Extracted data entries
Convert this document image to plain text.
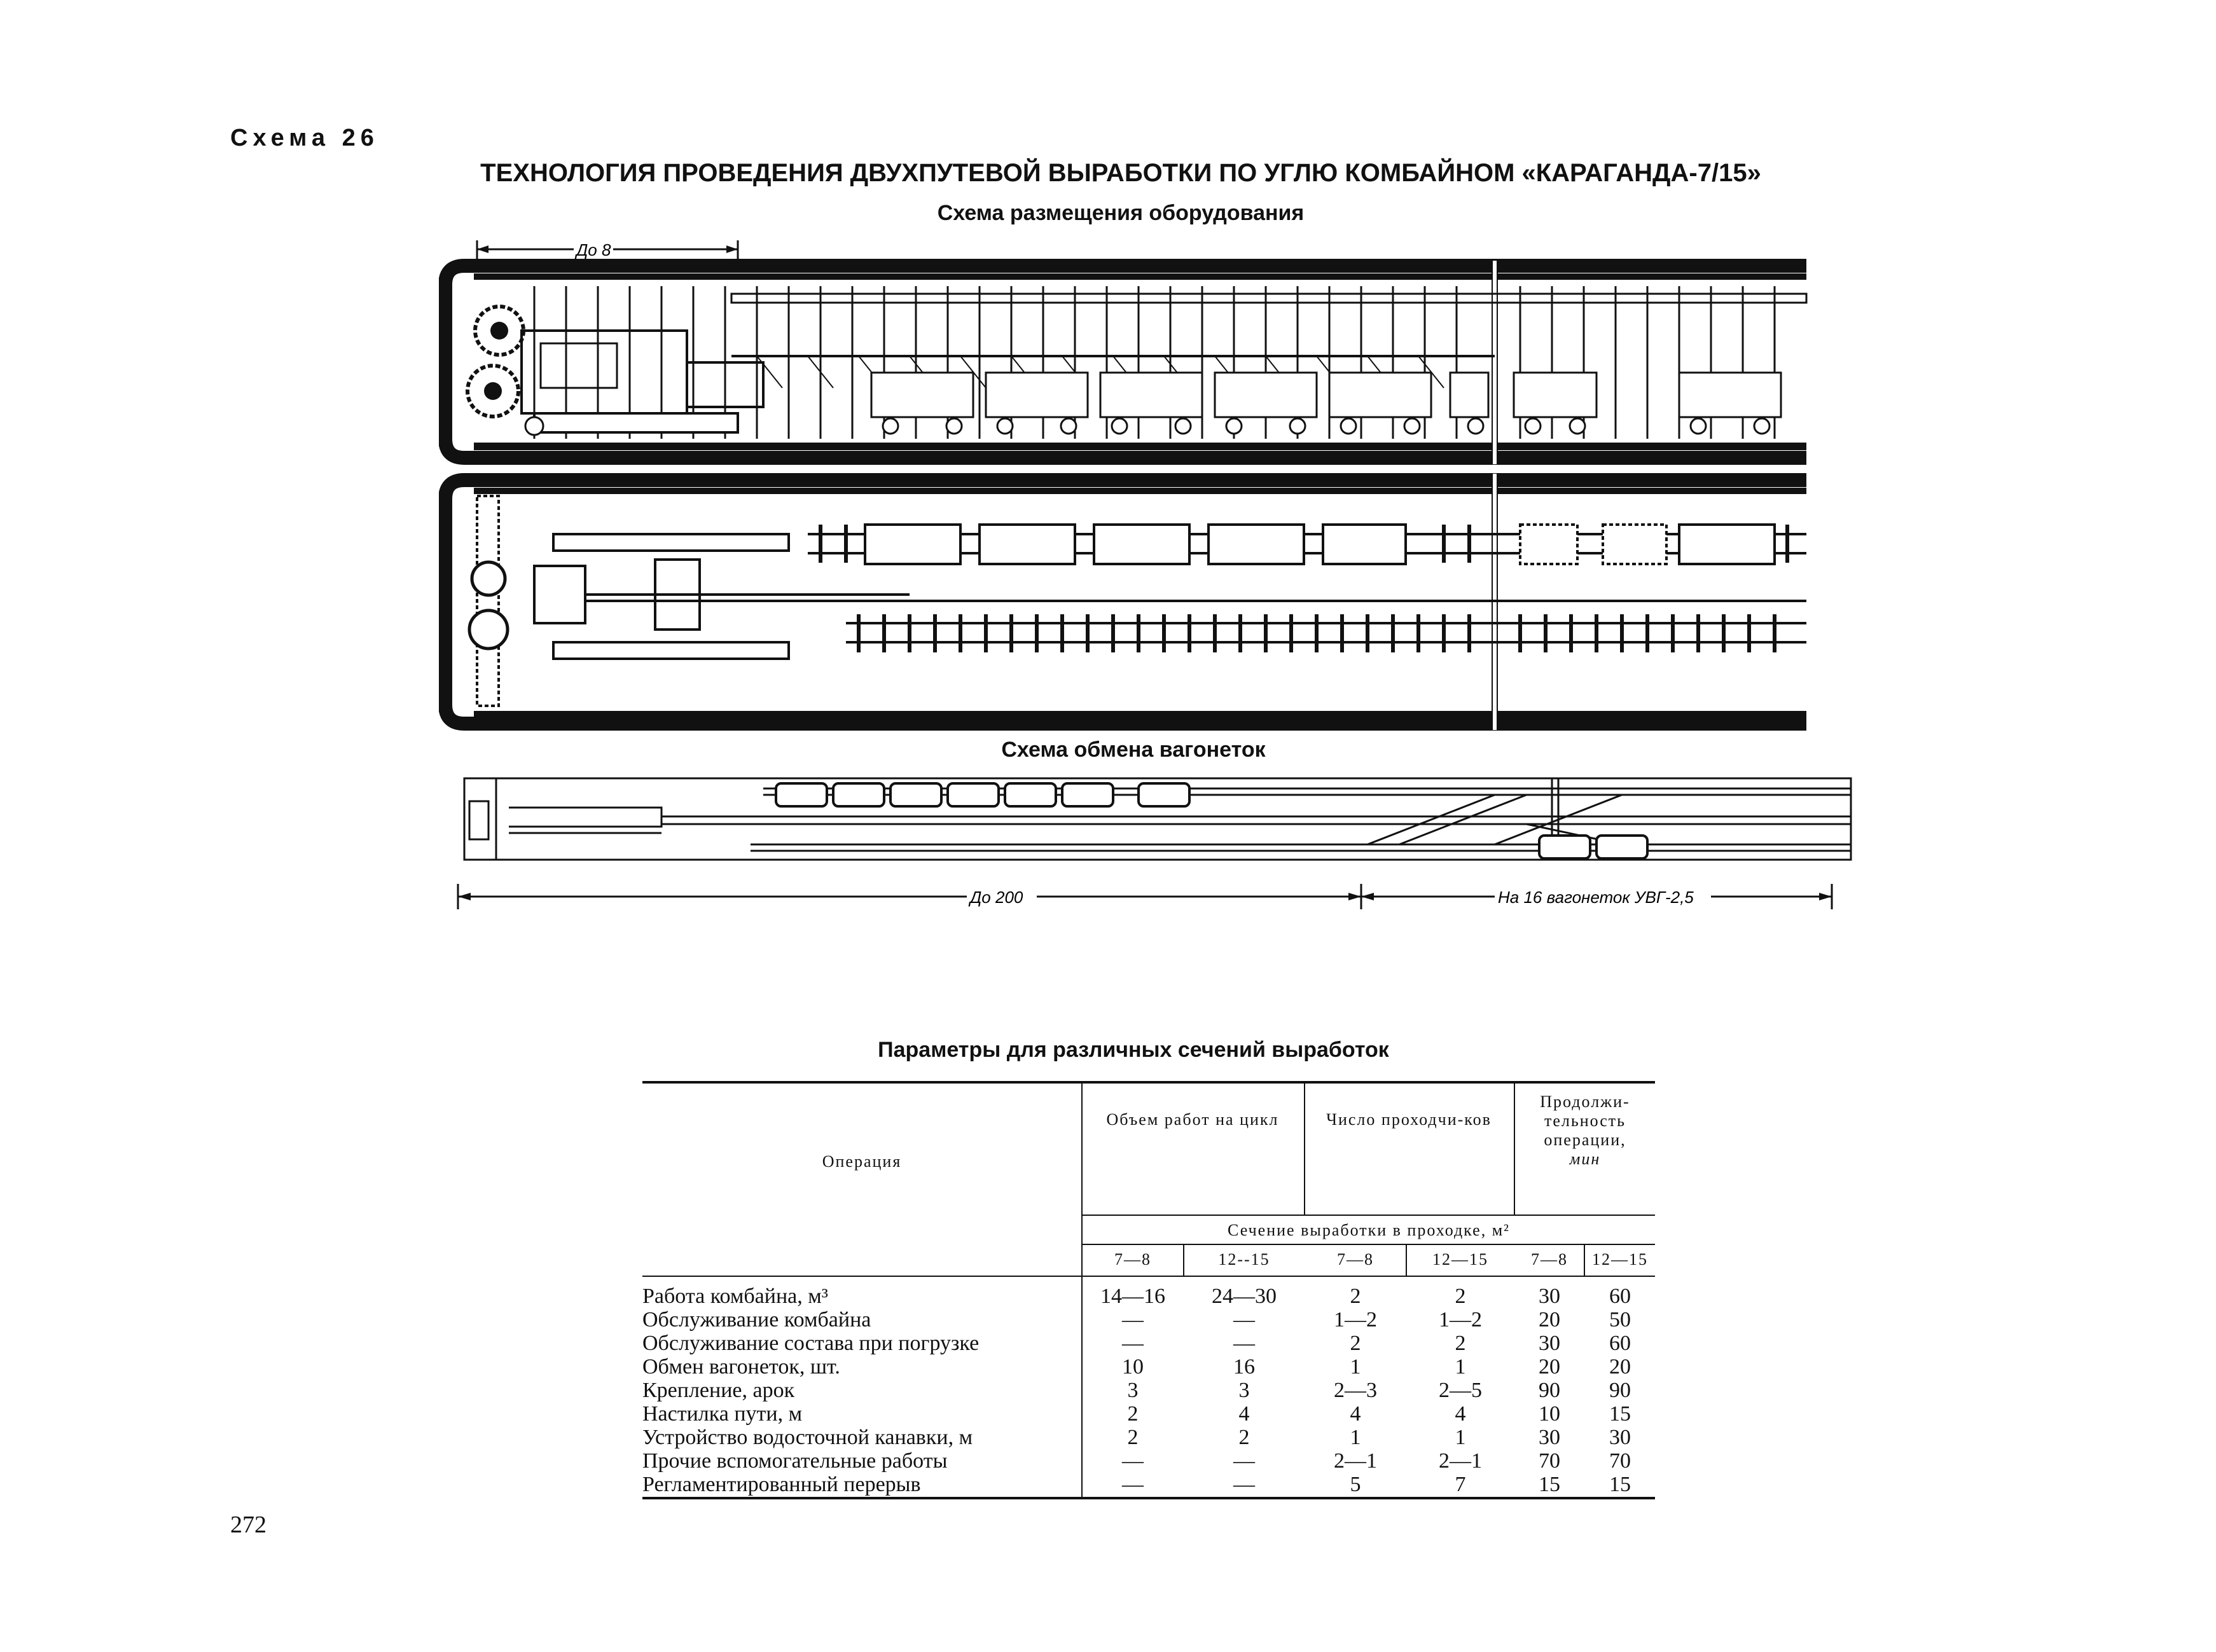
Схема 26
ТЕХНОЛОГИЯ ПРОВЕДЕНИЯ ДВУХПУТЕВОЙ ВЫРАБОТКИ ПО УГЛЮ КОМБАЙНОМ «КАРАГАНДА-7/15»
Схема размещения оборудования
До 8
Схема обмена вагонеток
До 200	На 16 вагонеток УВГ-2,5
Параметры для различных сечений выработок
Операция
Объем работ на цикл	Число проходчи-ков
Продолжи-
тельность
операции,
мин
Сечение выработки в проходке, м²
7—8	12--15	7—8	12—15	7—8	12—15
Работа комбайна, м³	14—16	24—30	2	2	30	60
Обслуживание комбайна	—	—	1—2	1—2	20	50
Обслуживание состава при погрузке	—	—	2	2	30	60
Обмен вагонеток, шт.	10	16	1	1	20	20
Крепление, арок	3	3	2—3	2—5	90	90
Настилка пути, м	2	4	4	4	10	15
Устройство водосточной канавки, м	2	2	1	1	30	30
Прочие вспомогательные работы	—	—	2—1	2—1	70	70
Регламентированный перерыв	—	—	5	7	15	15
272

SHORT TASK: Retype all entries exactly as they appear, dropping the images.

TASK ANSWER:
Convert this document image to plain text.
Схема 26
ТЕХНОЛОГИЯ ПРОВЕДЕНИЯ ДВУХПУТЕВОЙ ВЫРАБОТКИ ПО УГЛЮ КОМБАЙНОМ «КАРАГАНДА-7/15»
Схема размещения оборудования
До 8
Схема обмена вагонеток
До 200	На 16 вагонеток УВГ-2,5
Параметры для различных сечений выработок
Операция
Объем работ на цикл	Число проходчи-ков
Продолжи-
тельность
операции,
мин
Сечение выработки в проходке, м²
7—8	12--15	7—8	12—15	7—8	12—15
Работа комбайна, м³	14—16	24—30	2	2	30	60
Обслуживание комбайна	—	—	1—2	1—2	20	50
Обслуживание состава при погрузке	—	—	2	2	30	60
Обмен вагонеток, шт.	10	16	1	1	20	20
Крепление, арок	3	3	2—3	2—5	90	90
Настилка пути, м	2	4	4	4	10	15
Устройство водосточной канавки, м	2	2	1	1	30	30
Прочие вспомогательные работы	—	—	2—1	2—1	70	70
Регламентированный перерыв	—	—	5	7	15	15
272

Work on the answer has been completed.